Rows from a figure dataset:

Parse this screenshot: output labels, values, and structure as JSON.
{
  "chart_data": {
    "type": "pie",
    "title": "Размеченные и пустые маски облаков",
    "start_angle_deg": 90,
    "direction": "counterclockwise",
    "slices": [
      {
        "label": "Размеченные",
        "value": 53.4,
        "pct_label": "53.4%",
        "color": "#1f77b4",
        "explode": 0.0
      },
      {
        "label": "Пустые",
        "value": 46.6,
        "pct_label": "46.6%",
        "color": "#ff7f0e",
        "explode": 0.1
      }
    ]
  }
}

What is asked: Give the complete listing a second time, exactly as it reads.

Output for this task:
Parse this screenshot: output labels, values, and structure as JSON.
{
  "chart_data": {
    "type": "pie",
    "title": "Размеченные и пустые маски облаков",
    "start_angle_deg": 90,
    "direction": "counterclockwise",
    "slices": [
      {
        "label": "Размеченные",
        "value": 53.4,
        "pct_label": "53.4%",
        "color": "#1f77b4",
        "explode": 0.0
      },
      {
        "label": "Пустые",
        "value": 46.6,
        "pct_label": "46.6%",
        "color": "#ff7f0e",
        "explode": 0.1
      }
    ]
  }
}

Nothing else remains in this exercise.